* **INPUT**
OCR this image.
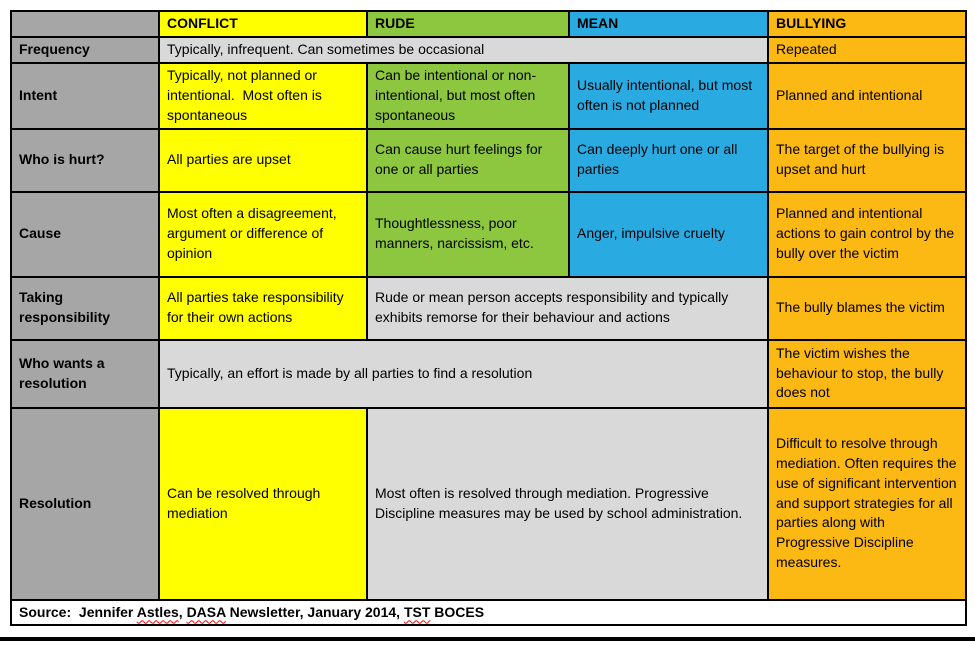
	CONFLICT	RUDE	MEAN	BULLYING
Frequency	Typically, infrequent. Can sometimes be occasional			Repeated
Intent	Typically, not planned or intentional.  Most often is spontaneous	Can be intentional or non-intentional, but most often spontaneous	Usually intentional, but most often is not planned	Planned and intentional
Who is hurt?	All parties are upset	Can cause hurt feelings for one or all parties	Can deeply hurt one or all parties	The target of the bullying is upset and hurt
Cause	Most often a disagreement, argument or difference of opinion	Thoughtlessness, poor manners, narcissism, etc.	Anger, impulsive cruelty	Planned and intentional actions to gain control by the bully over the victim
Taking responsibility	All parties take responsibility for their own actions	Rude or mean person accepts responsibility and typically exhibits remorse for their behaviour and actions		The bully blames the victim
Who wants a resolution	Typically, an effort is made by all parties to find a resolution			The victim wishes the behaviour to stop, the bully does not
Resolution	Can be resolved through mediation	Most often is resolved through mediation. Progressive Discipline measures may be used by school administration.		Difficult to resolve through mediation. Often requires the use of significant intervention and support strategies for all parties along with Progressive Discipline measures.
Source:  Jennifer Astles, DASA Newsletter, January 2014, TST BOCES				
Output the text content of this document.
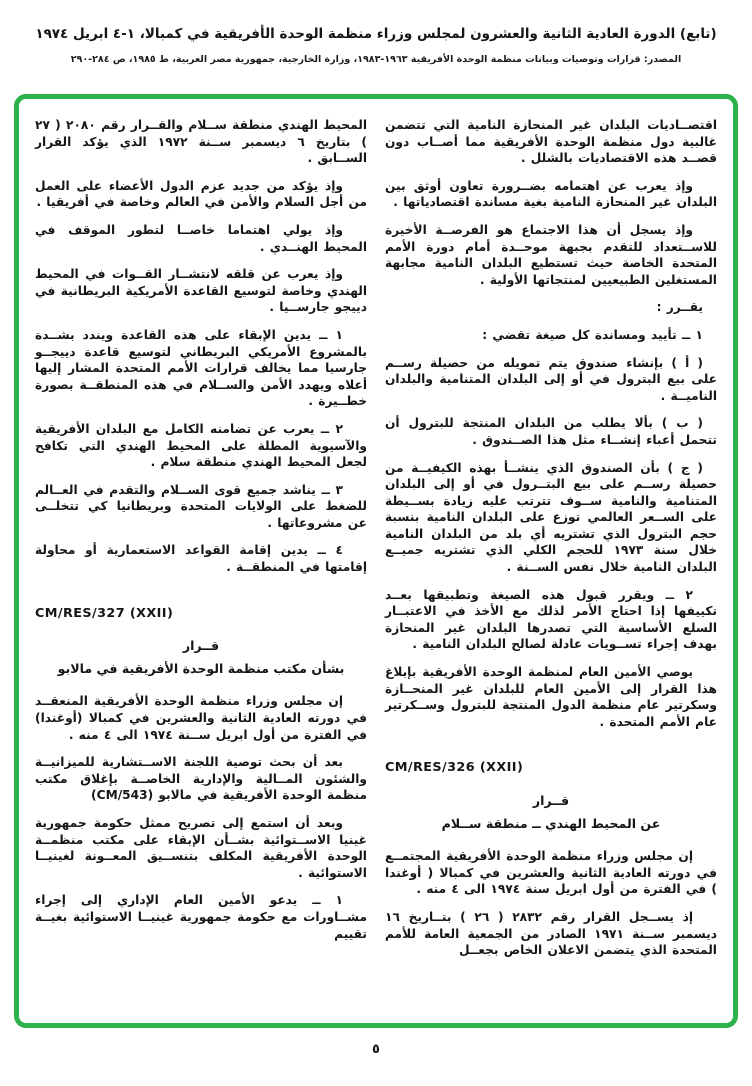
(تابع) الدورة العادية الثانية والعشرون لمجلس وزراء منظمة الوحدة الأفريقية في كمبالا، ١-٤ ابريل ١٩٧٤
المصدر: قرارات وتوصيات وبيانات منظمة الوحدة الأفريقية ١٩٦٣-١٩٨٣، وزارة الخارجية، جمهورية مصر العربية، ط ١٩٨٥، ص ٢٨٤-٢٩٠

اقتصــاديات البلدان غير المنحازة النامية التي تتضمن غالبية دول منظمة الوحدة الأفريقية مما أصــاب دون قصــد هذه الاقتصاديات بالشلل .

وإذ يعرب عن اهتمامه بضــرورة تعاون أوثق بين البلدان غير المنحازة النامية بغية مساندة اقتصادياتها .

وإذ يسجل أن هذا الاجتماع هو الفرصــة الأخيرة للاســتعداد للتقدم بجبهة موحــدة أمام دورة الأمم المتحدة الخاصة حيث تستطيع البلدان النامية مجابهة المستغلين الطبيعيين لمنتجاتها الأولية .

يقــرر :

١ ــ تأييد ومساندة كل صيغة تقضي :

( أ ) بإنشاء صندوق يتم تمويله من حصيلة رســم على بيع البترول في أو إلى البلدان المتنامية والبلدان الناميــة .

( ب ) بألا يطلب من البلدان المنتجة للبترول أن تتحمل أعباء إنشــاء مثل هذا الصــندوق .

( ج ) بأن الصندوق الذي ينشــأ بهذه الكيفيــة من حصيلة رســم على بيع البتــرول في أو إلى البلدان المتنامية والنامية ســوف تترتب عليه زيادة بســيطة على الســعر العالمي توزع على البلدان النامية بنسبة حجم البترول الذي تشتريه أي بلد من البلدان النامية خلال سنة ١٩٧٣ للحجم الكلي الذي تشتريه جميــع البلدان النامية خلال نفس الســنة .

٢ ــ ويقرر قبول هذه الصيغة وتطبيقها بعــد تكييفها إذا احتاج الأمر لذلك مع الأخذ في الاعتبــار السلع الأساسية التي تصدرها البلدان غير المنحازة بهدف إجراء تســويات عادلة لصالح البلدان النامية .

يوصي الأمين العام لمنظمة الوحدة الأفريقية بإبلاغ هذا القرار إلى الأمين العام للبلدان غير المنحــازة وسكرتير عام منظمة الدول المنتجة للبترول وســكرتير عام الأمم المتحدة .

CM/RES/326 (XXII)

قــرار

عن المحيط الهندي ــ منطقة ســلام

إن مجلس وزراء منظمة الوحدة الأفريقية المجتمــع في دورته العادية الثانية والعشرين في كمبالا ( أوغندا ) في الفترة من أول ابريل سنة ١٩٧٤ الى ٤ منه .

إذ يســجل القرار رقم ٢٨٣٢ ( ٢٦ ) بتــاريخ ١٦ ديسمبر ســنة ١٩٧١ الصادر من الجمعية العامة للأمم المتحدة الذي يتضمن الاعلان الخاص بجعــل

المحيط الهندي منطقة ســلام والقــرار رقم ٢٠٨٠ ( ٢٧ ) بتاريخ ٦ ديسمبر ســنة ١٩٧٢ الذي يؤكد القرار الســابق .

وإذ يؤكد من جديد عزم الدول الأعضاء على العمل من أجل السلام والأمن في العالم وخاصة في أفريقيا .

وإذ يولي اهتماما خاصــا لتطور الموقف في المحيط الهنــدي .

وإذ يعرب عن قلقه لانتشــار القــوات في المحيط الهندي وخاصة لتوسيع القاعدة الأمريكية البريطانية في دييجو جارســيا .

١ ــ يدين الإبقاء على هذه القاعدة ويندد بشــدة بالمشروع الأمريكي البريطاني لتوسيع قاعدة دييجــو جارسيا مما يخالف قرارات الأمم المتحدة المشار إليها أعلاه ويهدد الأمن والســلام في هذه المنطقــة بصورة خطــيرة .

٢ ــ يعرب عن تضامنه الكامل مع البلدان الأفريقية والآسيوية المطلة على المحيط الهندي التي تكافح لجعل المحيط الهندي منطقة سلام .

٣ ــ يناشد جميع قوى الســلام والتقدم في العــالم للضغط على الولايات المتحدة وبريطانيا كي تتخلــى عن مشروعاتها .

٤ ــ يدين إقامة القواعد الاستعمارية أو محاولة إقامتها في المنطقــة .

CM/RES/327 (XXII)

قــرار

بشأن مكتب منظمة الوحدة الأفريقية في مالابو

إن مجلس وزراء منظمة الوحدة الأفريقية المنعقــد في دورته العادية الثانية والعشرين في كمبالا (أوغندا) في الفترة من أول ابريل ســنة ١٩٧٤ الى ٤ منه .

بعد أن بحث توصية اللجنة الاســتشارية للميزانيــة والشئون المــالية والإدارية الخاصــة بإغلاق مكتب منظمة الوحدة الأفريقية في مالابو (CM/543)

وبعد أن استمع إلى تصريح ممثل حكومة جمهورية غينيا الاســتوائية بشــأن الإبقاء على مكتب منظمــة الوحدة الأفريقية المكلف بتنســيق المعــونة لغينيــا الاستوائية .

١ ــ يدعو الأمين العام الإداري إلى إجراء مشــاورات مع حكومة جمهورية غينيــا الاستوائية بغيــة تقييم

٥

* **EXERCISE PROMPT**
Give the number of lines in the listing above that hold the string "القرار", with nothing else.

* **TASK SOLUTION**
3